[Image element box records]
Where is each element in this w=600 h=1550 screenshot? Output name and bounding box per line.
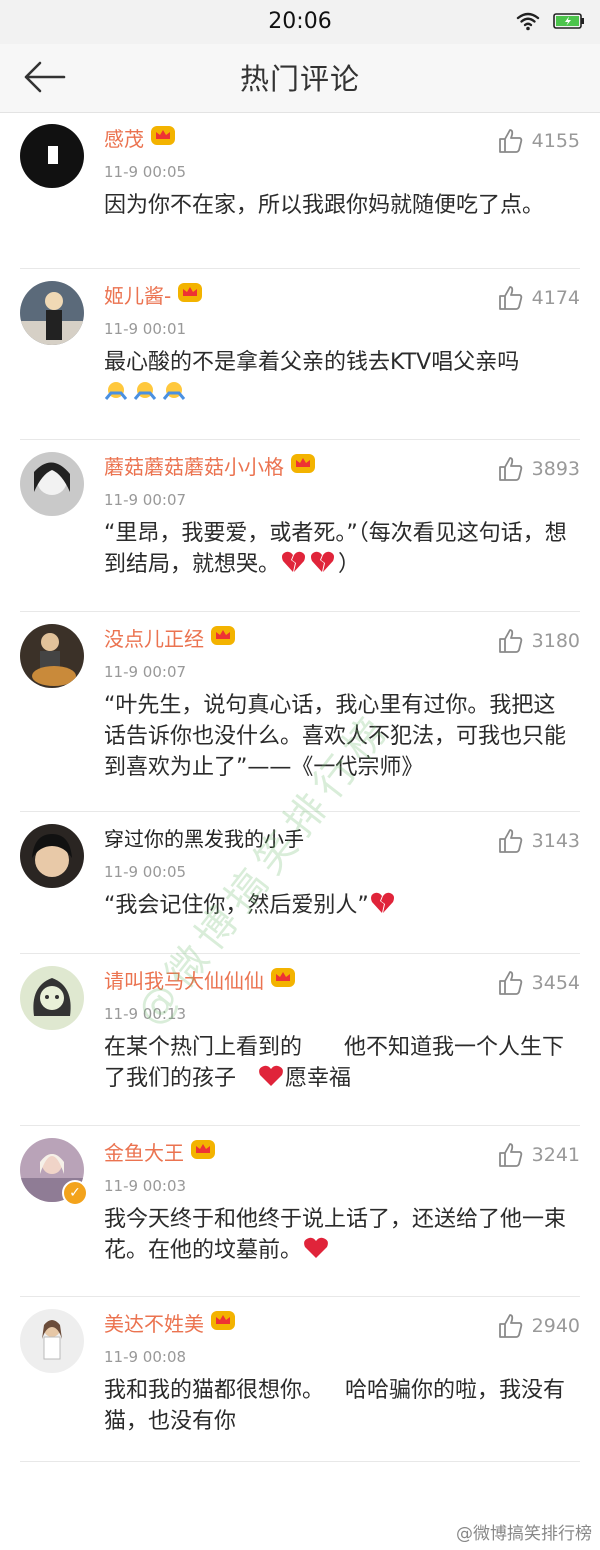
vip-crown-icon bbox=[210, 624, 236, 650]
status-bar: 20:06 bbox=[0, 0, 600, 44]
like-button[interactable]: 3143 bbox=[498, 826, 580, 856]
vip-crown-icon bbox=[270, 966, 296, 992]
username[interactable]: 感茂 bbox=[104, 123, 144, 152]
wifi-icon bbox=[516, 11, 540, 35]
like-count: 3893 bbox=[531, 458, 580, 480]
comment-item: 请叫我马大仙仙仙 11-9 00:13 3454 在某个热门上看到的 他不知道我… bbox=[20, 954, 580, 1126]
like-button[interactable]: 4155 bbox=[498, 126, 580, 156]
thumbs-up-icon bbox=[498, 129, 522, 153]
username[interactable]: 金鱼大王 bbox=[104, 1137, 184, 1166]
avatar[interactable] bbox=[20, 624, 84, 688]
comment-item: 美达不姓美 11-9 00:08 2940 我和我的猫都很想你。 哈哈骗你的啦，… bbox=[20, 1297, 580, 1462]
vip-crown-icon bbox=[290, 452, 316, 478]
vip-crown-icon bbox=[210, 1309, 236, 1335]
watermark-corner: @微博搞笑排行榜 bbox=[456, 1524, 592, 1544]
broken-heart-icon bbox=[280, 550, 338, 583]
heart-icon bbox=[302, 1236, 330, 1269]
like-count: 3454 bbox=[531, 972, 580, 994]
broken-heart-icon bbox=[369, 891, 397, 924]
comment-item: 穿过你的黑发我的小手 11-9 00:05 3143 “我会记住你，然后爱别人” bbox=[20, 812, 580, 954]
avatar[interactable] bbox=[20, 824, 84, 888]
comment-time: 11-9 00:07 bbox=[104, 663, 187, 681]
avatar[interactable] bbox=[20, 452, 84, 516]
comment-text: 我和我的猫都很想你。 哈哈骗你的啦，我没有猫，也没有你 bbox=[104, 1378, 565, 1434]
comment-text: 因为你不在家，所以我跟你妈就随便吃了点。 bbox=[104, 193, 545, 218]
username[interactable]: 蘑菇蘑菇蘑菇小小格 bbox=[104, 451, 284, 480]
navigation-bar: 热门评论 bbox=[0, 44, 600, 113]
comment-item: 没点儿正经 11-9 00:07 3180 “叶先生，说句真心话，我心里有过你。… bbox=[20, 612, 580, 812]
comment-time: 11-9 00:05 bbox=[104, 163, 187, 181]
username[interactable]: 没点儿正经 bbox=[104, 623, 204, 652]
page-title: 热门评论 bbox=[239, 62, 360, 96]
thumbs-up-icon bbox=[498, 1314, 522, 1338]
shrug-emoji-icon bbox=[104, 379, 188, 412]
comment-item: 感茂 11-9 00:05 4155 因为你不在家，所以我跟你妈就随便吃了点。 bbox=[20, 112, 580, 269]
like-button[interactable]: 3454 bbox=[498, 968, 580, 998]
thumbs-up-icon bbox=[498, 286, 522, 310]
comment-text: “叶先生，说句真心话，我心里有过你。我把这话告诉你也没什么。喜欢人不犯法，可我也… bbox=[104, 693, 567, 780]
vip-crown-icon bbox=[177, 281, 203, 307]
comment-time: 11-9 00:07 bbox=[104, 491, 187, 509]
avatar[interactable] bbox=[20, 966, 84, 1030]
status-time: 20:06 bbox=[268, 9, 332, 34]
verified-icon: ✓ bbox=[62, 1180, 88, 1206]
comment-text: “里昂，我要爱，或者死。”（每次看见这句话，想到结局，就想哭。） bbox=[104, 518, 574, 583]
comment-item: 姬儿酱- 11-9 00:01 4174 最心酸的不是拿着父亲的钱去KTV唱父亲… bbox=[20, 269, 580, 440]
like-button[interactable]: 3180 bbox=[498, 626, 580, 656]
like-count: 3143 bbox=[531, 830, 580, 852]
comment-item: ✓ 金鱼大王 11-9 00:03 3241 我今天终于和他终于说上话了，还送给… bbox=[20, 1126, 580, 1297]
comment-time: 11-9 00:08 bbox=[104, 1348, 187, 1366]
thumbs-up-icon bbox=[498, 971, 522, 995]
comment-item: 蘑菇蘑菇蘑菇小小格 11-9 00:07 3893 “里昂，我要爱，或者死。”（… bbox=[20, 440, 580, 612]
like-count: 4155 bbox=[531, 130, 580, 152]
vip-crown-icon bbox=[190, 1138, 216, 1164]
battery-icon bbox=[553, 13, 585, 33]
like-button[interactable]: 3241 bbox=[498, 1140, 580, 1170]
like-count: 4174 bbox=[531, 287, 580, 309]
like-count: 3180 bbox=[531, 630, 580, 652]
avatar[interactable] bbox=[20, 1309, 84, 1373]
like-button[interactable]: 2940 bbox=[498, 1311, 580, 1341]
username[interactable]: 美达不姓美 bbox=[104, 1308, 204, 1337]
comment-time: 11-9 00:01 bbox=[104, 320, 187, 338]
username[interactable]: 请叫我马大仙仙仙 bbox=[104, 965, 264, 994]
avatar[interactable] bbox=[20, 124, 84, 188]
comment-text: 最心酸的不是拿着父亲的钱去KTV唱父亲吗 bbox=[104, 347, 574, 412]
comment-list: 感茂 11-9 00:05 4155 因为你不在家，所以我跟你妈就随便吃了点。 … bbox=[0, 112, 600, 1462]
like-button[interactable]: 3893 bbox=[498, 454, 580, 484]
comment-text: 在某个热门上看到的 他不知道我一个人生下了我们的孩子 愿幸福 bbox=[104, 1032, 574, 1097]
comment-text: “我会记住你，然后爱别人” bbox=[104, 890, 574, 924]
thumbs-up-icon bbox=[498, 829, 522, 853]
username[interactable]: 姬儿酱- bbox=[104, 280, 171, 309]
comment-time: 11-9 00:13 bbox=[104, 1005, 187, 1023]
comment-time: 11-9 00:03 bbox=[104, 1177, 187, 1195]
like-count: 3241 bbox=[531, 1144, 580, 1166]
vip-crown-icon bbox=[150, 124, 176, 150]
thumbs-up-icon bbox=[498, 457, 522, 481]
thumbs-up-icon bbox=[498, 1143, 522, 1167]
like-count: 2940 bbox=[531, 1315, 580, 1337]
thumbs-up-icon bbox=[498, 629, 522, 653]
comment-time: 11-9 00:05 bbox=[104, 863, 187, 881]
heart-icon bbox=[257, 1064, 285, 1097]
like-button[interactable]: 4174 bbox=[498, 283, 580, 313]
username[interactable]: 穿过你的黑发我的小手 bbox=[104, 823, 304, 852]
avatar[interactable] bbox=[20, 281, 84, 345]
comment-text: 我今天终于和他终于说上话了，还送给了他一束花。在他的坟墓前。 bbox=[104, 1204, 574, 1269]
...
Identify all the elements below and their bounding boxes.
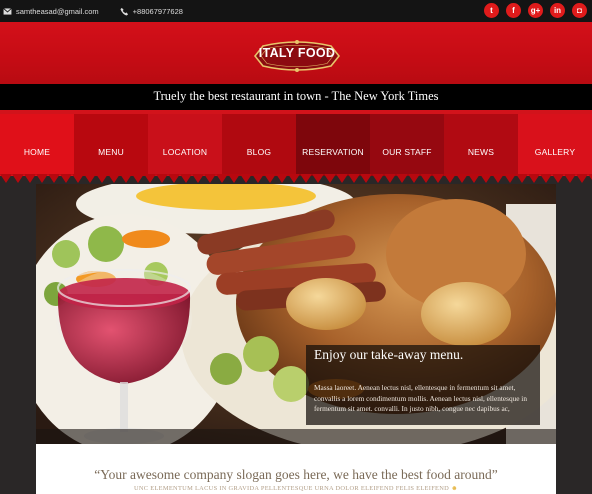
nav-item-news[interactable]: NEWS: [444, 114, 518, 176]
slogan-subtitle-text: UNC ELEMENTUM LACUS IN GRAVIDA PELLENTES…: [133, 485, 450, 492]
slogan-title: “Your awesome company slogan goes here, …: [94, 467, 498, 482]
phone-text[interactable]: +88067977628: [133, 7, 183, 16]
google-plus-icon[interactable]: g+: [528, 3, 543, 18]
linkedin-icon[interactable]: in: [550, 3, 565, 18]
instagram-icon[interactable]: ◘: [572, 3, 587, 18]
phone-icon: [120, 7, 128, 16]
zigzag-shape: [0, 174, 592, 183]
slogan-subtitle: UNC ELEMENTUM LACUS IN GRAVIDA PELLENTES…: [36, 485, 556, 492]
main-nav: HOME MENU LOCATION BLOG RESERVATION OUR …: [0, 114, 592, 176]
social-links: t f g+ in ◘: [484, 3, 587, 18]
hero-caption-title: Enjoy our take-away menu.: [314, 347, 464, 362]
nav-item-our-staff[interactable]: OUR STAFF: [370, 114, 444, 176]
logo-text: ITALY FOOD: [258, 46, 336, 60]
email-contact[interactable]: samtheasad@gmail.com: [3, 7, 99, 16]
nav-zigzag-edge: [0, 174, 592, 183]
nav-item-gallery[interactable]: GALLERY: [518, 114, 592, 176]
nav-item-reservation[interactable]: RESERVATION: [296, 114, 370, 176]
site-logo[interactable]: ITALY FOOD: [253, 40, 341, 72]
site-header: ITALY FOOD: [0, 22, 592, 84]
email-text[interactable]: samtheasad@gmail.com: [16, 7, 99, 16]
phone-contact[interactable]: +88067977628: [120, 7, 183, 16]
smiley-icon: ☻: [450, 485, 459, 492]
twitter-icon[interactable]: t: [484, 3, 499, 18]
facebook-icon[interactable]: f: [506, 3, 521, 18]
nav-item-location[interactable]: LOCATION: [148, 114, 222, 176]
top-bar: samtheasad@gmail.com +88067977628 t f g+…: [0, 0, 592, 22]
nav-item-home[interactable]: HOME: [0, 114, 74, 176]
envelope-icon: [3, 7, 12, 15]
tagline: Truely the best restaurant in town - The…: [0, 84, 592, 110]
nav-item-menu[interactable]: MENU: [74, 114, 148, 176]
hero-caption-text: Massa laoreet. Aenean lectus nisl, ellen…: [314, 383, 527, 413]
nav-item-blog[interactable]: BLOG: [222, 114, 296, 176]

=== What you need to do ===
Copy verbatim the lines above between the line holding "nav-item-news[interactable]: NEWS: [444, 114, 518, 176]" and the line holding "site-logo[interactable]: ITALY FOOD: [253, 40, 341, 72]", inclusive.

=== Result ===
nav-item-news[interactable]: NEWS: [444, 114, 518, 176]
slogan-subtitle-text: UNC ELEMENTUM LACUS IN GRAVIDA PELLENTES…: [133, 485, 450, 492]
slogan-title: “Your awesome company slogan goes here, …: [94, 467, 498, 482]
phone-text[interactable]: +88067977628: [133, 7, 183, 16]
google-plus-icon[interactable]: g+: [528, 3, 543, 18]
linkedin-icon[interactable]: in: [550, 3, 565, 18]
instagram-icon[interactable]: ◘: [572, 3, 587, 18]
phone-icon: [120, 7, 128, 16]
zigzag-shape: [0, 174, 592, 183]
slogan-subtitle: UNC ELEMENTUM LACUS IN GRAVIDA PELLENTES…: [36, 485, 556, 492]
main-nav: HOME MENU LOCATION BLOG RESERVATION OUR …: [0, 114, 592, 176]
social-links: t f g+ in ◘: [484, 3, 587, 18]
hero-caption-title: Enjoy our take-away menu.: [314, 347, 464, 362]
nav-item-our-staff[interactable]: OUR STAFF: [370, 114, 444, 176]
logo-text: ITALY FOOD: [258, 46, 336, 60]
email-contact[interactable]: samtheasad@gmail.com: [3, 7, 99, 16]
nav-zigzag-edge: [0, 174, 592, 183]
nav-item-gallery[interactable]: GALLERY: [518, 114, 592, 176]
nav-item-reservation[interactable]: RESERVATION: [296, 114, 370, 176]
site-logo[interactable]: ITALY FOOD: [253, 40, 341, 72]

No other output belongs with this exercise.